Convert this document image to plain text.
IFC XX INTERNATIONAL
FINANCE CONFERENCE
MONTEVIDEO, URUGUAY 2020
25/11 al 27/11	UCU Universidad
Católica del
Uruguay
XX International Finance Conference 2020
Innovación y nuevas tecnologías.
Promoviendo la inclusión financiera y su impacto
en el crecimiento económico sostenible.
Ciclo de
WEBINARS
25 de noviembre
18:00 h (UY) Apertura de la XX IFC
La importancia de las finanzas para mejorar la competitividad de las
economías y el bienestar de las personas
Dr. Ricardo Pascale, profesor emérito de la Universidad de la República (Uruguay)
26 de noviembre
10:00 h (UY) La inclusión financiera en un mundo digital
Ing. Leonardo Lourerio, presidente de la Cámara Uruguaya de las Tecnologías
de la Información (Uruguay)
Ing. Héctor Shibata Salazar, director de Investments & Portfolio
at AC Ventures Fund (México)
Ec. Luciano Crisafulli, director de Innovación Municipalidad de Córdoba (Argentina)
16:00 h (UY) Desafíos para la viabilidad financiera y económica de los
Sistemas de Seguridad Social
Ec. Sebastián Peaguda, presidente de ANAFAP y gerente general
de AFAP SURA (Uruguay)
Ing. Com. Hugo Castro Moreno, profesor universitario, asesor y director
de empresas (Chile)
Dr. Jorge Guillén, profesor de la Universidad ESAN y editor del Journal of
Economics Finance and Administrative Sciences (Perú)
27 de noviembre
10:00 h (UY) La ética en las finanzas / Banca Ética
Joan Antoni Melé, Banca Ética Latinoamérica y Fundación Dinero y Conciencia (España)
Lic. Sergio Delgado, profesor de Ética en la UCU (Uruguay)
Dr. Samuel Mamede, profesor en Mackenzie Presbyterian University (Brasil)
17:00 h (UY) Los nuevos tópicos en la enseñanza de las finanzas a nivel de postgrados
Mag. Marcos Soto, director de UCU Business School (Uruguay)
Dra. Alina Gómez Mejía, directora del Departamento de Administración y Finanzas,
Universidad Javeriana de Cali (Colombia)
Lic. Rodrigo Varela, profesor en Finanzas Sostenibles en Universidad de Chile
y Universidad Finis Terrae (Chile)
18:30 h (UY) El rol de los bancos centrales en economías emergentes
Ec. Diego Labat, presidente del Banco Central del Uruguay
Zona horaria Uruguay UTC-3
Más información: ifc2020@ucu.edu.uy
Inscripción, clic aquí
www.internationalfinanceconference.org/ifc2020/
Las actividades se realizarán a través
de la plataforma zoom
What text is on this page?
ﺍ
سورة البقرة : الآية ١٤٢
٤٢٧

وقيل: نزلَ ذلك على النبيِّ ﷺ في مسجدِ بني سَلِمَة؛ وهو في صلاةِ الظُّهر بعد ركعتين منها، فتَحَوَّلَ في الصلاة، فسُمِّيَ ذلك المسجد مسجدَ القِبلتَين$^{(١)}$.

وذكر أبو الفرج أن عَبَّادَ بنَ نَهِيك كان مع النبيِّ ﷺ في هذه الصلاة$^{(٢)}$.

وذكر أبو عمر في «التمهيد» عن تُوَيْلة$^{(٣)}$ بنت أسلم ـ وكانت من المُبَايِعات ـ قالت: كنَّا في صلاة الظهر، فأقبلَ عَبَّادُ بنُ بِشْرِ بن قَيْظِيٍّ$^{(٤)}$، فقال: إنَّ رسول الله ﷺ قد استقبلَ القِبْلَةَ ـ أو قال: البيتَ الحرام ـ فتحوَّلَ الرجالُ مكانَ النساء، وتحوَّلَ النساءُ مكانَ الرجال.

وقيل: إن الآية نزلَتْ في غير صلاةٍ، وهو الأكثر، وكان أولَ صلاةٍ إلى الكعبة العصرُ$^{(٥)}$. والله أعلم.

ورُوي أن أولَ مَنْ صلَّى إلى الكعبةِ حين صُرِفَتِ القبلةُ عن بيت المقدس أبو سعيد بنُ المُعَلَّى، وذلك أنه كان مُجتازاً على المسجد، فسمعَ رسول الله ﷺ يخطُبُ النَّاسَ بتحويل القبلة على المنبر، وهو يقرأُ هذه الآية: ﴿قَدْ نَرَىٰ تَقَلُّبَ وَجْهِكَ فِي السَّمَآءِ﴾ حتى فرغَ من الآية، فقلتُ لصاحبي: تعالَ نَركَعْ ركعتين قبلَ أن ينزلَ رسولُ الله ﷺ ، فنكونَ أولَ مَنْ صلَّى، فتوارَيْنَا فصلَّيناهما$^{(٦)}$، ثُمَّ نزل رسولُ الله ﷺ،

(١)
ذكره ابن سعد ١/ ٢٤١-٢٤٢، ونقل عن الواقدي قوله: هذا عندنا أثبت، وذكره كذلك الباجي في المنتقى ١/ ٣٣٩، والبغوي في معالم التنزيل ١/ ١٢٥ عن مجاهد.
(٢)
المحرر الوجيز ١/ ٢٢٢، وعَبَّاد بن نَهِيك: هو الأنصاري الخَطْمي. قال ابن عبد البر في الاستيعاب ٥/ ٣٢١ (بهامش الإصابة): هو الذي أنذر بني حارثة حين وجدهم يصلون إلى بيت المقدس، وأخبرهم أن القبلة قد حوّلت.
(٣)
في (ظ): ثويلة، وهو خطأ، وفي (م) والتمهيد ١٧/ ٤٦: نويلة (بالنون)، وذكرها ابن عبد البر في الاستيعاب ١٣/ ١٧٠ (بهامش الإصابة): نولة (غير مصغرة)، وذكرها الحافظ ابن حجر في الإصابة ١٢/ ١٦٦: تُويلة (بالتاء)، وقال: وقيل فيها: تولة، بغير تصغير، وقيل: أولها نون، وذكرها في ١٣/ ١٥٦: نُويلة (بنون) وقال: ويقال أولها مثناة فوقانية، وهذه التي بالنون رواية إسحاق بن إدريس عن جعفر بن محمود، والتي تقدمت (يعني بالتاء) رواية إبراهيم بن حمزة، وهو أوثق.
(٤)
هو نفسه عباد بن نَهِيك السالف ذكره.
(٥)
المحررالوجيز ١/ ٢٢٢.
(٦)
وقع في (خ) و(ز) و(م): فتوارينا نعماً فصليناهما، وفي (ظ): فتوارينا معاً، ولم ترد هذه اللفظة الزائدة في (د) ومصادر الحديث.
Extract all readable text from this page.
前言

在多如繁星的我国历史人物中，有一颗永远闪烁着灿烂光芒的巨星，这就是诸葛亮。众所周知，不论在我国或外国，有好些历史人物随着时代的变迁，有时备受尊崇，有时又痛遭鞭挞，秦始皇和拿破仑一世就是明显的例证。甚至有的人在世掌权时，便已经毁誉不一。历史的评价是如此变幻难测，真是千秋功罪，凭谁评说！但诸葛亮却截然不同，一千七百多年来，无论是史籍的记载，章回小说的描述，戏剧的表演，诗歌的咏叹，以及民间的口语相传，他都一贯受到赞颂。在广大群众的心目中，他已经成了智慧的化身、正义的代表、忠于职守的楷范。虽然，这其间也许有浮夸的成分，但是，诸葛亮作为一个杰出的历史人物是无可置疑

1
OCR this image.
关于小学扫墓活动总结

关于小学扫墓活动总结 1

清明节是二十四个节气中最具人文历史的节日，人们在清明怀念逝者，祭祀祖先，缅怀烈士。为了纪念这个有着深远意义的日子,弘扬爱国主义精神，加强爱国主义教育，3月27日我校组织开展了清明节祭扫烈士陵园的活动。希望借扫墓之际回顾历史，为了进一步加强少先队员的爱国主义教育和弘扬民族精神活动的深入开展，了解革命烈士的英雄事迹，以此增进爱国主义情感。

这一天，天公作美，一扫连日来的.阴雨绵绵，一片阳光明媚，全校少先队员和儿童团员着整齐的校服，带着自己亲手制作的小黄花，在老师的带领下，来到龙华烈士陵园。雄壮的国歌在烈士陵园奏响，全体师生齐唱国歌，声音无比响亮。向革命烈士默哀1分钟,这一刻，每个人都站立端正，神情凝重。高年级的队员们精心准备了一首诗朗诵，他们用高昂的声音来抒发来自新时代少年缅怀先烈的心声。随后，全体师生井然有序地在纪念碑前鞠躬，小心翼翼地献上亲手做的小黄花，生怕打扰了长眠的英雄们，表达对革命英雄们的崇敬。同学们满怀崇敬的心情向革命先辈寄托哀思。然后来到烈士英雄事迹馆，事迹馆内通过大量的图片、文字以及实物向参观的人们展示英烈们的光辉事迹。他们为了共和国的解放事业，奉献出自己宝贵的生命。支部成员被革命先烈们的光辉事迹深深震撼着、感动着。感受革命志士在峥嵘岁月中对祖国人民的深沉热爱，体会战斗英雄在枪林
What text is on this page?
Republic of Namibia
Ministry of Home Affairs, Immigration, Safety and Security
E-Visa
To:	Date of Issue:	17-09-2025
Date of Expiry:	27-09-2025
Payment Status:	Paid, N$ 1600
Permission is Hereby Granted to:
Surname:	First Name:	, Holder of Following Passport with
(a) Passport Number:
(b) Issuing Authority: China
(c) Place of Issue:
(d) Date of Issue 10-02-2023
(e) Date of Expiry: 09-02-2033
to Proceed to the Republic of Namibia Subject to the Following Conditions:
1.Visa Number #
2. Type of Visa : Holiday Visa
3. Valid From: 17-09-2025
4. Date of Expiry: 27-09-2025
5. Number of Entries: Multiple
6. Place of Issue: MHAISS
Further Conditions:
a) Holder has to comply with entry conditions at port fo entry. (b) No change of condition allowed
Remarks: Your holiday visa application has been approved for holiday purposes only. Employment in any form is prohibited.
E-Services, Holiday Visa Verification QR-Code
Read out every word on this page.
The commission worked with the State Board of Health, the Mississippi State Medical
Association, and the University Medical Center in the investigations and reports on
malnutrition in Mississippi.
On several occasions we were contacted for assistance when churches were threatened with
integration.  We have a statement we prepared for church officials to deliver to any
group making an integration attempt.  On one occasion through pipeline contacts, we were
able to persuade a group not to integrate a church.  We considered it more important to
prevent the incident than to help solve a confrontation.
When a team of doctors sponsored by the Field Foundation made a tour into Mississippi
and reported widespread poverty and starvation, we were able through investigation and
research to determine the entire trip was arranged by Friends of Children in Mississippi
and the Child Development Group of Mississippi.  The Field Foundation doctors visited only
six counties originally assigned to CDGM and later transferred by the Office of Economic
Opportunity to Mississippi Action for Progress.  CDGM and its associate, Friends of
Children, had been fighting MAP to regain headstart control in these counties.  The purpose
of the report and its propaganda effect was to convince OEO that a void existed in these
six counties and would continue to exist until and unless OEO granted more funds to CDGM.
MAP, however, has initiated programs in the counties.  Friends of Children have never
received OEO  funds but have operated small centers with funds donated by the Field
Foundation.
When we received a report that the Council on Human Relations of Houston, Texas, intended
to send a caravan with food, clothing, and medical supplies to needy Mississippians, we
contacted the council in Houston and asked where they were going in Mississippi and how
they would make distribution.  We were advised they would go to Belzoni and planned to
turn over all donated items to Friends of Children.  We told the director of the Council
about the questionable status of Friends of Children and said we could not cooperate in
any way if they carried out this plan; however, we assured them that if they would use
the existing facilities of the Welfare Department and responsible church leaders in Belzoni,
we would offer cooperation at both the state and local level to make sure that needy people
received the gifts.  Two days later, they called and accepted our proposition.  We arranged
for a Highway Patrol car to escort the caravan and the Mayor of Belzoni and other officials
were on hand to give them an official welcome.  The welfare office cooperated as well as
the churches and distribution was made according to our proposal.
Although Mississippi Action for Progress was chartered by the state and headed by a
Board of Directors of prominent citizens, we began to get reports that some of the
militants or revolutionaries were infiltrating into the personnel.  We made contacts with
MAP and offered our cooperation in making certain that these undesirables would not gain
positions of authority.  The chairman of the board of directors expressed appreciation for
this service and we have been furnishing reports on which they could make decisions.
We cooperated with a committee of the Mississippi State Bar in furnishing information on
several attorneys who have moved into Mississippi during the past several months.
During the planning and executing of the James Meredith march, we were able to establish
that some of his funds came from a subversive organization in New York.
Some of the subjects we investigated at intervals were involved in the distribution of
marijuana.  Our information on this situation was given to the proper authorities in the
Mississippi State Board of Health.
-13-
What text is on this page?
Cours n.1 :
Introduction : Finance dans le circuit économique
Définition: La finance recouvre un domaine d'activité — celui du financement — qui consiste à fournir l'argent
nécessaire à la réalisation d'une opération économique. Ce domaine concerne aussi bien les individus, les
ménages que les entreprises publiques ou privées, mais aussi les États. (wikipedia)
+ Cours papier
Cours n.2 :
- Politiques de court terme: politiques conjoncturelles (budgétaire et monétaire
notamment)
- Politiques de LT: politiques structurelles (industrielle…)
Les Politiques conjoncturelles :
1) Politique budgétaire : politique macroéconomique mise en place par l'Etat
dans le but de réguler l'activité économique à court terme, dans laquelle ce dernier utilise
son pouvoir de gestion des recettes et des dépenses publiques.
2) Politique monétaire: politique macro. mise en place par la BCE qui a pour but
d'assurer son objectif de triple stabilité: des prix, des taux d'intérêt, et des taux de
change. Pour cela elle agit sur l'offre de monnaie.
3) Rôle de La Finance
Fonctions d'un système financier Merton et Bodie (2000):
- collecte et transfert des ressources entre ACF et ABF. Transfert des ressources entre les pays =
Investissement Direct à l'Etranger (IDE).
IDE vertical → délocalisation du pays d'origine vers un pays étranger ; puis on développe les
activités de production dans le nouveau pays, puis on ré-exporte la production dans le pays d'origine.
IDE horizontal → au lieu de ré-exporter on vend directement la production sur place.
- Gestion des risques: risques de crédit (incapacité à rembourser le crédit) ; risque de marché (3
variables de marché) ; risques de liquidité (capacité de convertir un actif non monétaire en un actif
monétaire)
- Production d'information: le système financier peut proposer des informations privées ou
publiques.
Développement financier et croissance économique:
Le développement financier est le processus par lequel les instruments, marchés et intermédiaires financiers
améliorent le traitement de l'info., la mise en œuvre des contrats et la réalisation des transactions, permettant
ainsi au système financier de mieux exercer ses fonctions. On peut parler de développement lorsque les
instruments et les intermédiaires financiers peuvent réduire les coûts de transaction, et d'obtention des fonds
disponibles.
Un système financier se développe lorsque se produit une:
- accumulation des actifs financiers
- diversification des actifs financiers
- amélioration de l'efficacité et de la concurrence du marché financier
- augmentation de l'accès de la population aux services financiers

☆ ☆ ☆

■ **Aim**:
Give every line of the material that includes the string "inclusión".

■ **Output of the task**:
Promoviendo la inclusión financiera y su impacto
10:00 h (UY) La inclusión financiera en un mundo digital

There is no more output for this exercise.